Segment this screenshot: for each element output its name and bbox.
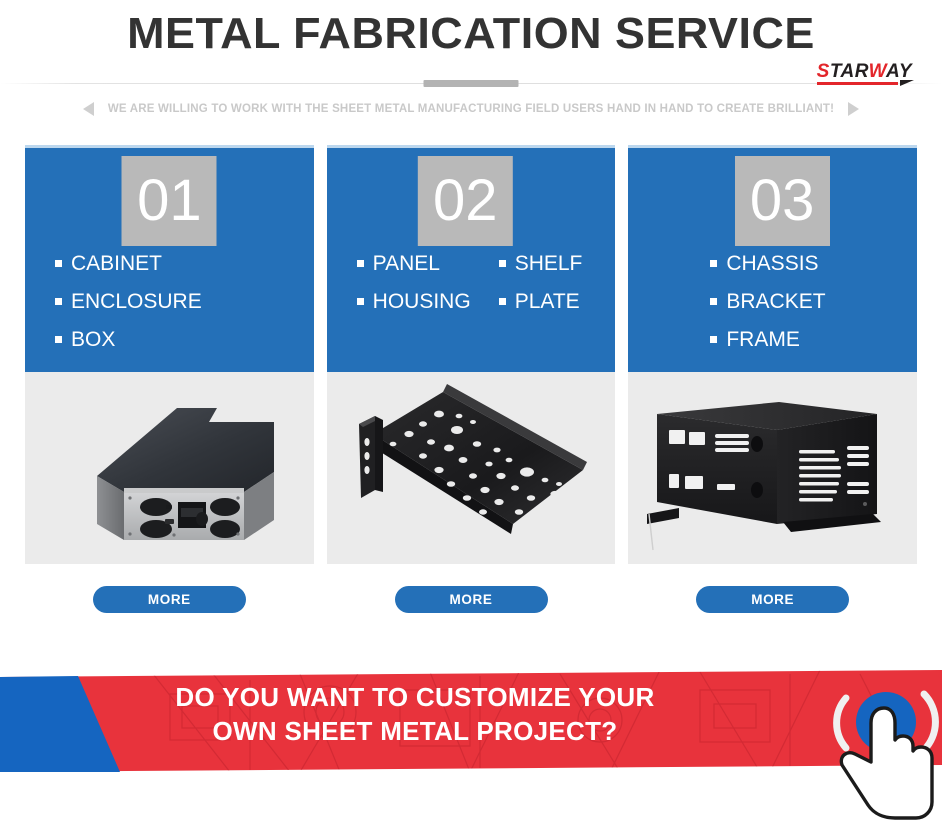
- list-item: ENCLOSURE: [55, 291, 202, 312]
- list-item-label: BOX: [71, 329, 115, 350]
- list-item: BOX: [55, 329, 202, 350]
- card-number-02: 02: [433, 172, 498, 230]
- card-items-01: CABINET ENCLOSURE BOX: [25, 253, 314, 367]
- card-number-badge-03: 03: [735, 156, 830, 246]
- perforated-sheet-metal-panel-illustration: [331, 372, 611, 564]
- bullet-icon: [357, 298, 364, 305]
- logo-underline: [817, 82, 898, 85]
- service-card-01: 01 CABINET ENCLOSURE: [25, 145, 314, 613]
- card-items-02: PANEL HOUSING SHELF: [327, 253, 616, 329]
- list-item-label: PLATE: [515, 291, 580, 312]
- card-items-column: CHASSIS BRACKET FRAME: [710, 253, 825, 367]
- list-item-label: SHELF: [515, 253, 583, 274]
- banner-red-band: [0, 670, 942, 772]
- bullet-icon: [55, 298, 62, 305]
- list-item-label: ENCLOSURE: [71, 291, 202, 312]
- list-item: PLATE: [499, 291, 583, 312]
- black-metal-chassis-box-illustration: [633, 372, 913, 564]
- list-item: SHELF: [499, 253, 583, 274]
- marquee-row: WE ARE WILLING TO WORK WITH THE SHEET ME…: [0, 102, 942, 116]
- card-number-03: 03: [750, 172, 815, 230]
- bullet-icon: [499, 298, 506, 305]
- bullet-icon: [55, 336, 62, 343]
- card-items-03: CHASSIS BRACKET FRAME: [628, 253, 917, 367]
- list-item-label: FRAME: [726, 329, 800, 350]
- divider-tab-marker: [424, 80, 519, 87]
- card-header-01: 01 CABINET ENCLOSURE: [25, 145, 314, 372]
- page-header: METAL FABRICATION SERVICE STARWAY WE ARE…: [0, 0, 942, 143]
- cta-banner-graphic: [0, 650, 942, 823]
- logo-part-s: S: [817, 61, 830, 82]
- bullet-icon: [55, 260, 62, 267]
- list-item: HOUSING: [357, 291, 471, 312]
- logo-part-ay: AY: [886, 61, 912, 82]
- logo-text: STARWAY: [817, 61, 912, 82]
- card-header-02: 02 PANEL HOUSING: [327, 145, 616, 372]
- bullet-icon: [710, 298, 717, 305]
- list-item-label: PANEL: [373, 253, 440, 274]
- card-more-wrap-02: MORE: [327, 564, 616, 613]
- card-image-02: [327, 372, 616, 564]
- metal-cabinet-enclosure-illustration: [29, 372, 309, 564]
- list-item: CHASSIS: [710, 253, 825, 274]
- page-title: METAL FABRICATION SERVICE: [0, 0, 942, 56]
- list-item: FRAME: [710, 329, 825, 350]
- service-card-02: 02 PANEL HOUSING: [327, 145, 616, 613]
- card-image-01: [25, 372, 314, 564]
- card-number-badge-02: 02: [418, 156, 513, 246]
- logo-part-tar: TAR: [830, 61, 869, 82]
- list-item-label: CHASSIS: [726, 253, 818, 274]
- more-button-03[interactable]: MORE: [696, 586, 849, 613]
- more-button-02[interactable]: MORE: [395, 586, 548, 613]
- card-items-column: CABINET ENCLOSURE BOX: [55, 253, 202, 367]
- service-card-list: 01 CABINET ENCLOSURE: [0, 145, 942, 613]
- card-more-wrap-01: MORE: [25, 564, 314, 613]
- list-item: PANEL: [357, 253, 471, 274]
- card-header-03: 03 CHASSIS BRACKET: [628, 145, 917, 372]
- card-number-badge-01: 01: [122, 156, 217, 246]
- card-items-column: SHELF PLATE: [499, 253, 583, 329]
- prev-arrow-icon[interactable]: [83, 102, 94, 116]
- logo-part-w: W: [869, 61, 886, 82]
- list-item-label: BRACKET: [726, 291, 825, 312]
- service-card-03: 03 CHASSIS BRACKET: [628, 145, 917, 613]
- next-arrow-icon[interactable]: [848, 102, 859, 116]
- list-item-label: HOUSING: [373, 291, 471, 312]
- starway-logo: STARWAY: [817, 62, 912, 82]
- more-button-01[interactable]: MORE: [93, 586, 246, 613]
- bullet-icon: [710, 336, 717, 343]
- list-item: CABINET: [55, 253, 202, 274]
- logo-swoosh-icon: [900, 80, 914, 86]
- card-number-01: 01: [137, 172, 202, 230]
- card-items-column: PANEL HOUSING: [357, 253, 471, 329]
- marquee-text: WE ARE WILLING TO WORK WITH THE SHEET ME…: [108, 103, 834, 115]
- bullet-icon: [499, 260, 506, 267]
- card-more-wrap-03: MORE: [628, 564, 917, 613]
- cta-banner[interactable]: DO YOU WANT TO CUSTOMIZE YOUR OWN SHEET …: [0, 650, 942, 823]
- card-image-03: [628, 372, 917, 564]
- bullet-icon: [357, 260, 364, 267]
- bullet-icon: [710, 260, 717, 267]
- header-divider: [0, 74, 942, 94]
- list-item-label: CABINET: [71, 253, 162, 274]
- list-item: BRACKET: [710, 291, 825, 312]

_Aim of the exercise:_
Please format everything in the records from the line containing "- list-item: ENCLOSURE: [55, 291, 202, 312]" down to the line containing "- list-item: SHELF: [499, 253, 583, 274]" as a numbered list, skipping blank lines.

_Complete answer:_
1. - list-item: ENCLOSURE: [55, 291, 202, 312]
2. - list-item-label: BOX: [71, 329, 115, 350]
3. - list-item: BOX: [55, 329, 202, 350]
4. - card-number-02: 02: [433, 172, 498, 230]
5. - card-items-01: CABINET ENCLOSURE BOX: [25, 253, 314, 367]
6. - card-number-badge-03: 03: [735, 156, 830, 246]
7. - perforated-sheet-metal-panel-illustration: [331, 372, 611, 564]
8. - bullet-icon: [357, 298, 364, 305]
9. - logo-underline: [817, 82, 898, 85]
10. - service-card-01: 01 CABINET ENCLOSURE: [25, 145, 314, 613]
11. - card-items-02: PANEL HOUSING SHELF: [327, 253, 616, 329]
12. - list-item-label: PLATE: [515, 291, 580, 312]
13. - card-items-column: CHASSIS BRACKET FRAME: [710, 253, 825, 367]
14. - list-item-label: SHELF: [515, 253, 583, 274]
15. - banner-red-band: [0, 670, 942, 772]
16. - bullet-icon: [55, 298, 62, 305]
17. - list-item-label: ENCLOSURE: [71, 291, 202, 312]
18. - list-item: PLATE: [499, 291, 583, 312]
19. - black-metal-chassis-box-illustration: [633, 372, 913, 564]
20. - list-item: SHELF: [499, 253, 583, 274]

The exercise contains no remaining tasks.